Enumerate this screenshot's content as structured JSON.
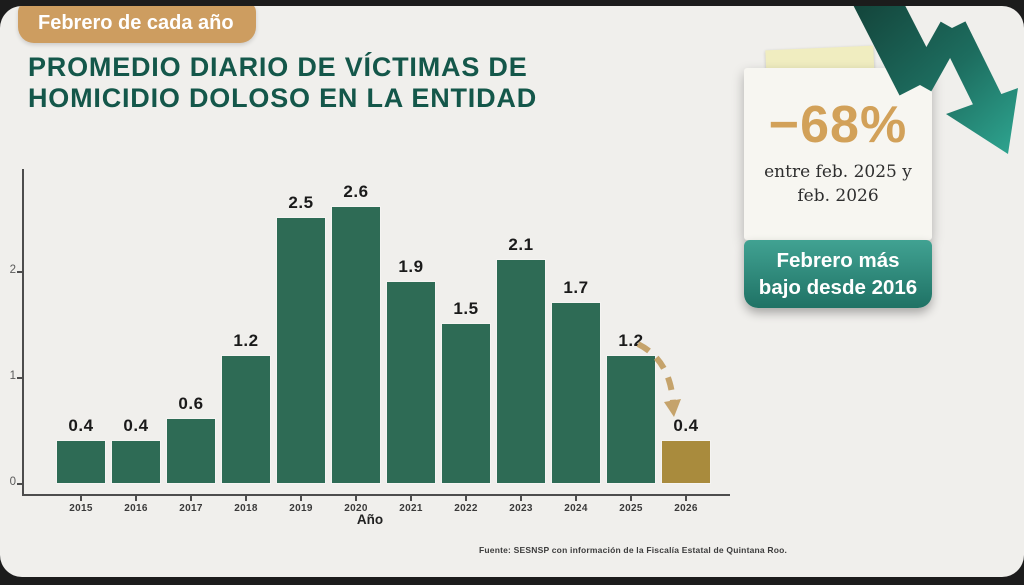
{
  "slide": {
    "badge_label": "Febrero de cada año",
    "title_line1": "PROMEDIO DIARIO DE VÍCTIMAS DE",
    "title_line2": "HOMICIDIO DOLOSO EN LA ENTIDAD",
    "source_text": "Fuente: SESNSP con información de la Fiscalía Estatal de Quintana Roo."
  },
  "callout": {
    "percent_label": "−68%",
    "caption_line1": "entre feb. 2025 y",
    "caption_line2": "feb. 2026",
    "banner_line1": "Febrero más",
    "banner_line2": "bajo desde 2016"
  },
  "chart_data": {
    "type": "bar",
    "title": "Promedio diario de víctimas de homicidio doloso en la entidad",
    "subtitle": "Febrero de cada año",
    "categories": [
      "2015",
      "2016",
      "2017",
      "2018",
      "2019",
      "2020",
      "2021",
      "2022",
      "2023",
      "2024",
      "2025",
      "2026"
    ],
    "values": [
      0.4,
      0.4,
      0.6,
      1.2,
      2.5,
      2.6,
      1.9,
      1.5,
      2.1,
      1.7,
      1.2,
      0.4
    ],
    "xlabel": "Año",
    "ylabel": "",
    "yticks": [
      0,
      1,
      2
    ],
    "ylim": [
      0,
      2.9
    ],
    "grid": false,
    "legend": "none",
    "bar_color": "#2e6b55",
    "highlight_color": "#a98b3d",
    "highlight_index": 11
  },
  "colors": {
    "outer_bg": "#1c1c1c",
    "slide_bg": "#f0efec",
    "title_green": "#14574a",
    "badge_tan": "#cd9d60",
    "accent_tan": "#d2a159",
    "dashed_arrow_tan": "#c5a36b",
    "banner_teal_top": "#41a292",
    "banner_teal_bottom": "#1f7265",
    "big_arrow_dark": "#123e35",
    "big_arrow_light": "#2fa893"
  }
}
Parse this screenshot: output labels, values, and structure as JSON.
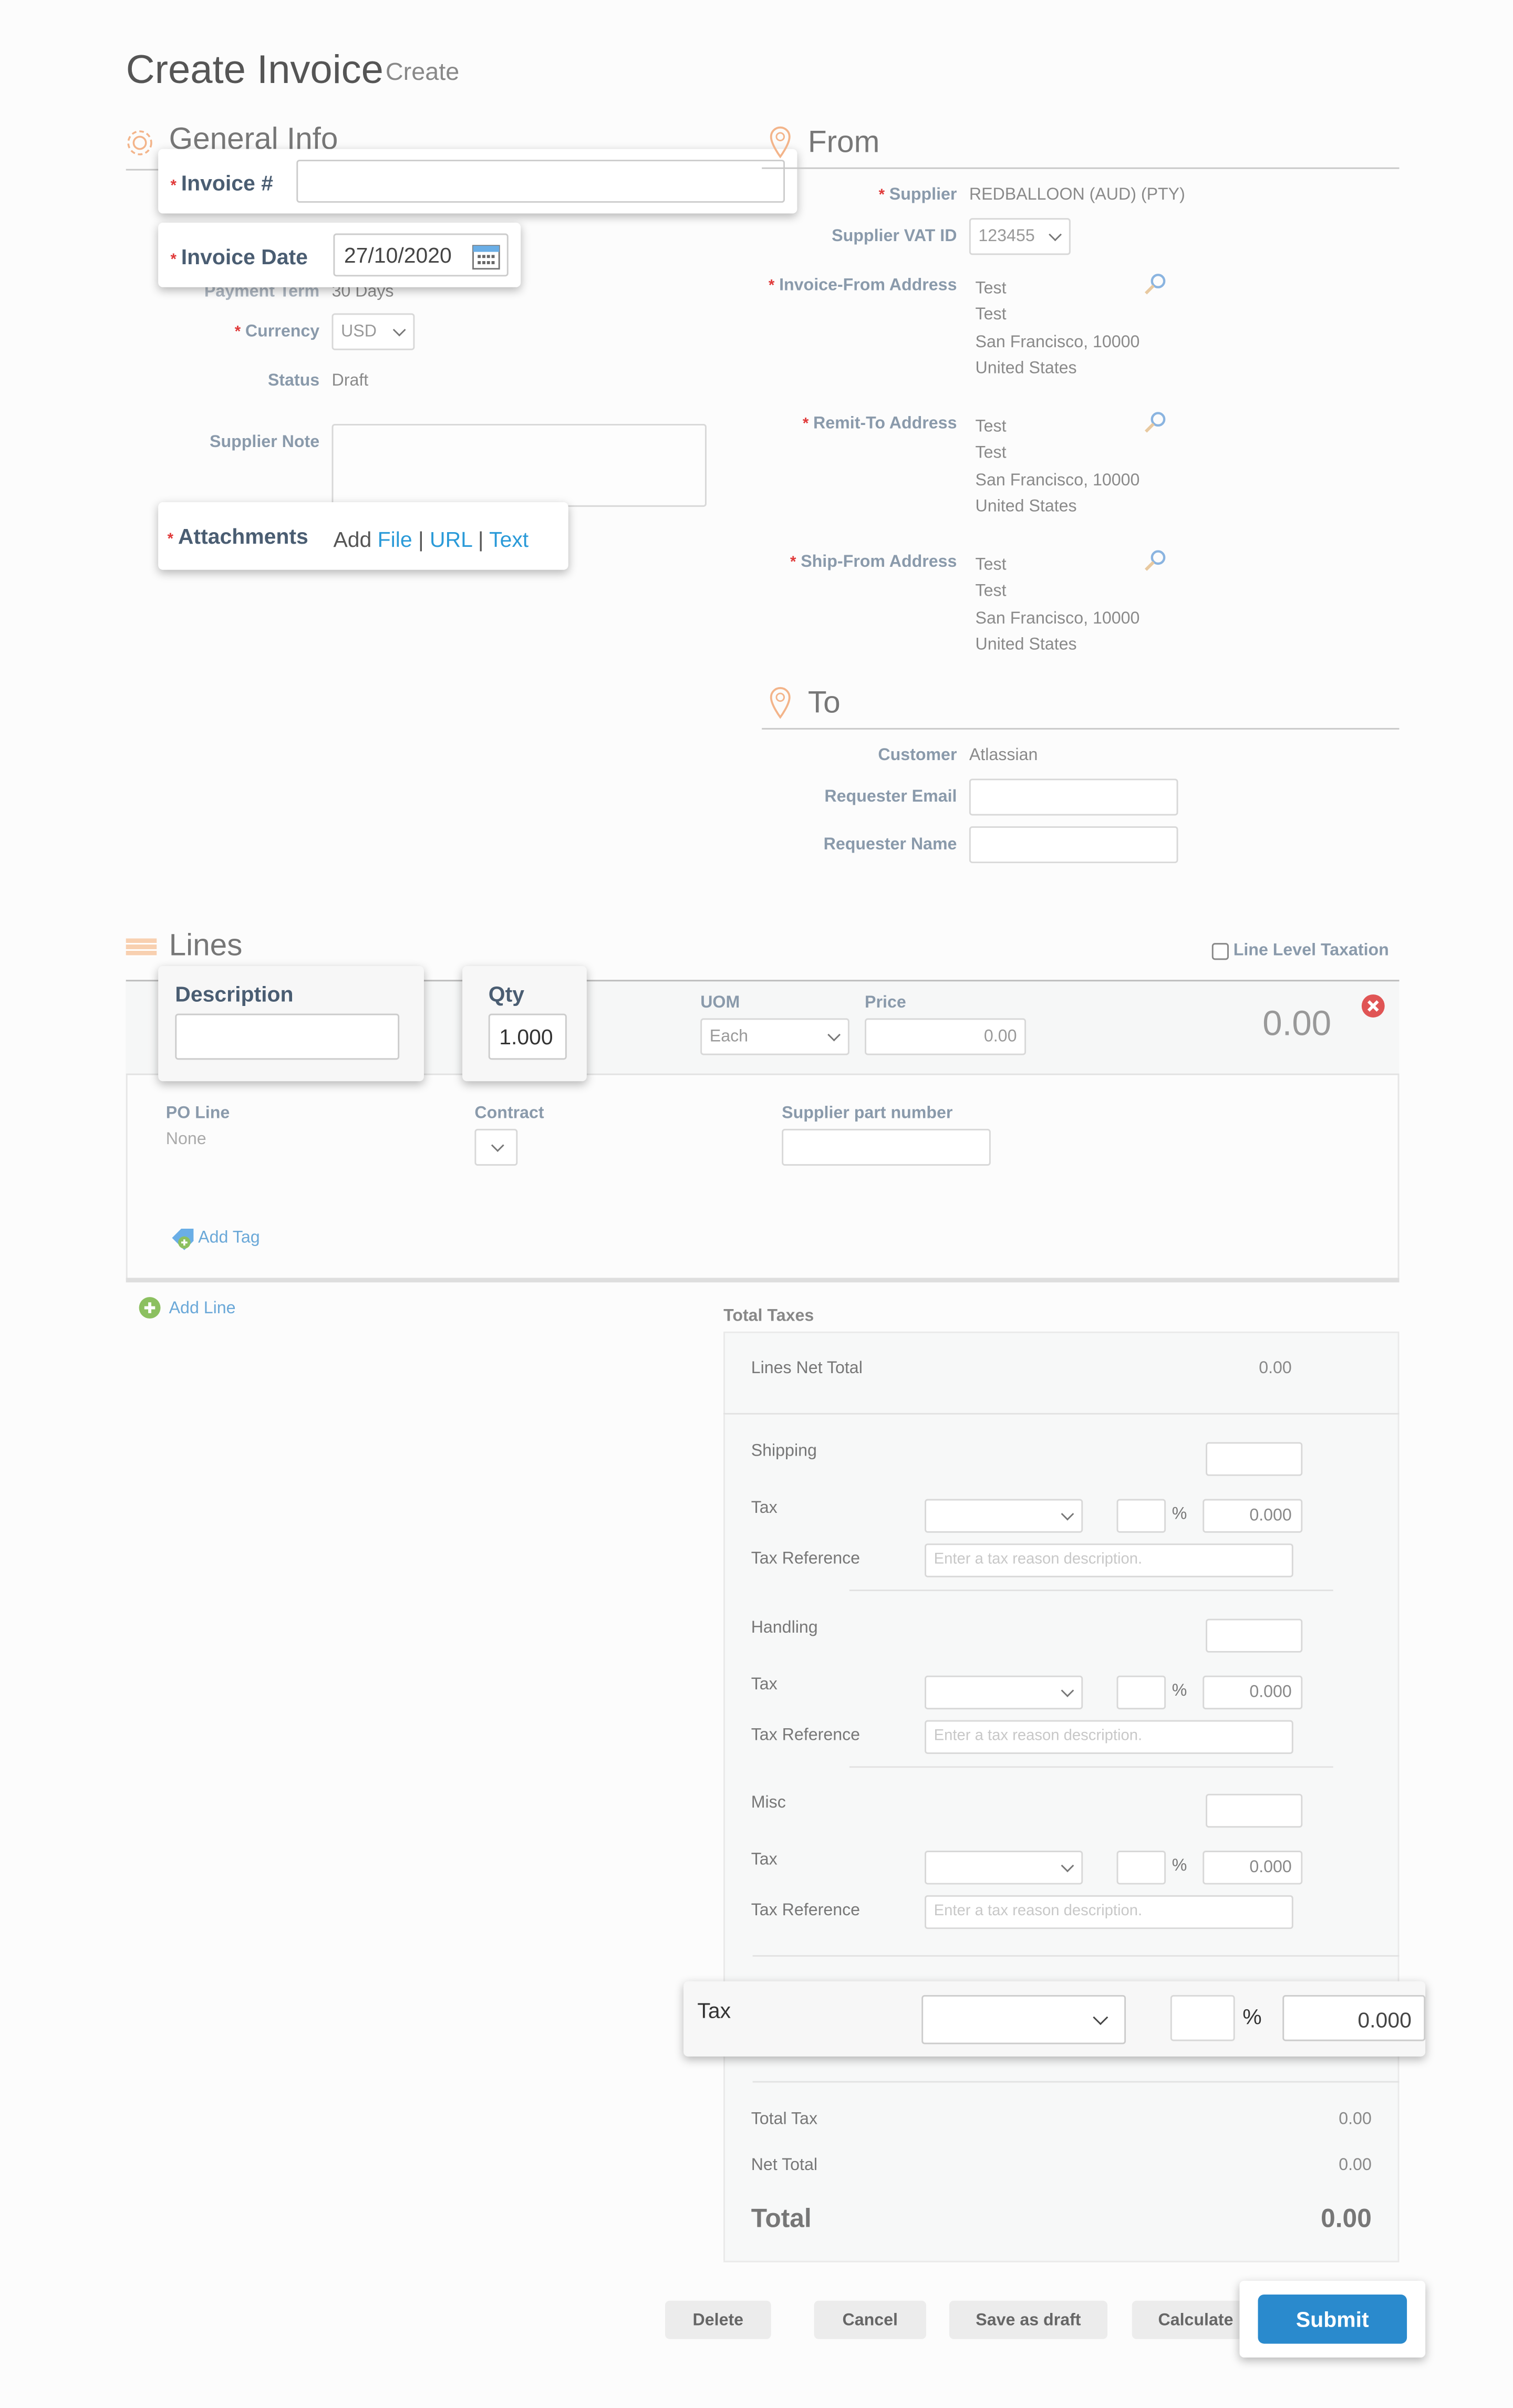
{
  "header": {
    "title": "Create Invoice",
    "subtitle": "Create"
  },
  "general": {
    "title": "General Info",
    "invoice_no_label": "Invoice #",
    "invoice_no_value": "",
    "invoice_date_label": "Invoice Date",
    "invoice_date_value": "27/10/2020",
    "payment_term_label": "Payment Term",
    "payment_term_value": "30 Days",
    "currency_label": "Currency",
    "currency_value": "USD",
    "status_label": "Status",
    "status_value": "Draft",
    "supplier_note_label": "Supplier Note",
    "attachments_label": "Attachments",
    "attachments_add": "Add",
    "attachments_file": "File",
    "attachments_url": "URL",
    "attachments_text": "Text",
    "separator": "|"
  },
  "from": {
    "title": "From",
    "supplier_label": "Supplier",
    "supplier_value": "REDBALLOON (AUD) (PTY)",
    "vat_label": "Supplier VAT ID",
    "vat_value": "123455",
    "addresses": [
      {
        "label": "Invoice-From Address",
        "lines": [
          "Test",
          "Test",
          "San Francisco, 10000",
          "United States"
        ]
      },
      {
        "label": "Remit-To Address",
        "lines": [
          "Test",
          "Test",
          "San Francisco, 10000",
          "United States"
        ]
      },
      {
        "label": "Ship-From Address",
        "lines": [
          "Test",
          "Test",
          "San Francisco, 10000",
          "United States"
        ]
      }
    ]
  },
  "to": {
    "title": "To",
    "customer_label": "Customer",
    "customer_value": "Atlassian",
    "email_label": "Requester Email",
    "name_label": "Requester Name"
  },
  "lines": {
    "title": "Lines",
    "line_level_taxation": "Line Level Taxation",
    "description_label": "Description",
    "qty_label": "Qty",
    "qty_value": "1.000",
    "uom_label": "UOM",
    "uom_value": "Each",
    "price_label": "Price",
    "price_value": "0.00",
    "line_total": "0.00",
    "po_line_label": "PO Line",
    "po_line_value": "None",
    "contract_label": "Contract",
    "supplier_part_label": "Supplier part number",
    "add_tag": "Add Tag",
    "add_line": "Add Line"
  },
  "totals": {
    "title": "Total Taxes",
    "lines_net_total_label": "Lines Net Total",
    "lines_net_total_value": "0.00",
    "tax_label": "Tax",
    "tax_ref_label": "Tax Reference",
    "tax_ref_placeholder": "Enter a tax reason description.",
    "percent": "%",
    "charges": [
      {
        "label": "Shipping",
        "tax_amount": "0.000"
      },
      {
        "label": "Handling",
        "tax_amount": "0.000"
      },
      {
        "label": "Misc",
        "tax_amount": "0.000"
      }
    ],
    "invoice_tax_label": "Tax",
    "invoice_tax_amount": "0.000",
    "total_tax_label": "Total Tax",
    "total_tax_value": "0.00",
    "net_total_label": "Net Total",
    "net_total_value": "0.00",
    "total_label": "Total",
    "total_value": "0.00"
  },
  "actions": {
    "delete": "Delete",
    "cancel": "Cancel",
    "save_draft": "Save as draft",
    "calculate": "Calculate",
    "submit": "Submit"
  },
  "colors": {
    "accent": "#2a8acd",
    "required": "#e03a3a",
    "link": "#2a9ad8",
    "section_icon": "#f3a46a"
  }
}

===============

Aim ▸ Skip the pictures and print each record exactly as it stands.

Result of the exercise ▸
Enumerate this screenshot's content as structured JSON.
{
  "slide": {
    "badge_label": "Febrero de cada año",
    "title_line1": "PROMEDIO DIARIO DE VÍCTIMAS DE",
    "title_line2": "HOMICIDIO DOLOSO EN LA ENTIDAD",
    "source_text": "Fuente: SESNSP con información de la Fiscalía Estatal de Quintana Roo."
  },
  "callout": {
    "percent_label": "−68%",
    "caption_line1": "entre feb. 2025 y",
    "caption_line2": "feb. 2026",
    "banner_line1": "Febrero más",
    "banner_line2": "bajo desde 2016"
  },
  "chart_data": {
    "type": "bar",
    "title": "Promedio diario de víctimas de homicidio doloso en la entidad",
    "subtitle": "Febrero de cada año",
    "categories": [
      "2015",
      "2016",
      "2017",
      "2018",
      "2019",
      "2020",
      "2021",
      "2022",
      "2023",
      "2024",
      "2025",
      "2026"
    ],
    "values": [
      0.4,
      0.4,
      0.6,
      1.2,
      2.5,
      2.6,
      1.9,
      1.5,
      2.1,
      1.7,
      1.2,
      0.4
    ],
    "xlabel": "Año",
    "ylabel": "",
    "yticks": [
      0,
      1,
      2
    ],
    "ylim": [
      0,
      2.9
    ],
    "grid": false,
    "legend": "none",
    "bar_color": "#2e6b55",
    "highlight_color": "#a98b3d",
    "highlight_index": 11
  },
  "colors": {
    "outer_bg": "#1c1c1c",
    "slide_bg": "#f0efec",
    "title_green": "#14574a",
    "badge_tan": "#cd9d60",
    "accent_tan": "#d2a159",
    "dashed_arrow_tan": "#c5a36b",
    "banner_teal_top": "#41a292",
    "banner_teal_bottom": "#1f7265",
    "big_arrow_dark": "#123e35",
    "big_arrow_light": "#2fa893"
  }
}
Parse this screenshot: output labels, values, and structure as JSON.
{
  "header": {
    "title": "Create Invoice",
    "subtitle": "Create"
  },
  "general": {
    "title": "General Info",
    "invoice_no_label": "Invoice #",
    "invoice_no_value": "",
    "invoice_date_label": "Invoice Date",
    "invoice_date_value": "27/10/2020",
    "payment_term_label": "Payment Term",
    "payment_term_value": "30 Days",
    "currency_label": "Currency",
    "currency_value": "USD",
    "status_label": "Status",
    "status_value": "Draft",
    "supplier_note_label": "Supplier Note",
    "attachments_label": "Attachments",
    "attachments_add": "Add",
    "attachments_file": "File",
    "attachments_url": "URL",
    "attachments_text": "Text",
    "separator": "|"
  },
  "from": {
    "title": "From",
    "supplier_label": "Supplier",
    "supplier_value": "REDBALLOON (AUD) (PTY)",
    "vat_label": "Supplier VAT ID",
    "vat_value": "123455",
    "addresses": [
      {
        "label": "Invoice-From Address",
        "lines": [
          "Test",
          "Test",
          "San Francisco, 10000",
          "United States"
        ]
      },
      {
        "label": "Remit-To Address",
        "lines": [
          "Test",
          "Test",
          "San Francisco, 10000",
          "United States"
        ]
      },
      {
        "label": "Ship-From Address",
        "lines": [
          "Test",
          "Test",
          "San Francisco, 10000",
          "United States"
        ]
      }
    ]
  },
  "to": {
    "title": "To",
    "customer_label": "Customer",
    "customer_value": "Atlassian",
    "email_label": "Requester Email",
    "name_label": "Requester Name"
  },
  "lines": {
    "title": "Lines",
    "line_level_taxation": "Line Level Taxation",
    "description_label": "Description",
    "qty_label": "Qty",
    "qty_value": "1.000",
    "uom_label": "UOM",
    "uom_value": "Each",
    "price_label": "Price",
    "price_value": "0.00",
    "line_total": "0.00",
    "po_line_label": "PO Line",
    "po_line_value": "None",
    "contract_label": "Contract",
    "supplier_part_label": "Supplier part number",
    "add_tag": "Add Tag",
    "add_line": "Add Line"
  },
  "totals": {
    "title": "Total Taxes",
    "lines_net_total_label": "Lines Net Total",
    "lines_net_total_value": "0.00",
    "tax_label": "Tax",
    "tax_ref_label": "Tax Reference",
    "tax_ref_placeholder": "Enter a tax reason description.",
    "percent": "%",
    "charges": [
      {
        "label": "Shipping",
        "tax_amount": "0.000"
      },
      {
        "label": "Handling",
        "tax_amount": "0.000"
      },
      {
        "label": "Misc",
        "tax_amount": "0.000"
      }
    ],
    "invoice_tax_label": "Tax",
    "invoice_tax_amount": "0.000",
    "total_tax_label": "Total Tax",
    "total_tax_value": "0.00",
    "net_total_label": "Net Total",
    "net_total_value": "0.00",
    "total_label": "Total",
    "total_value": "0.00"
  },
  "actions": {
    "delete": "Delete",
    "cancel": "Cancel",
    "save_draft": "Save as draft",
    "calculate": "Calculate",
    "submit": "Submit"
  },
  "colors": {
    "accent": "#2a8acd",
    "required": "#e03a3a",
    "link": "#2a9ad8",
    "section_icon": "#f3a46a"
  }
}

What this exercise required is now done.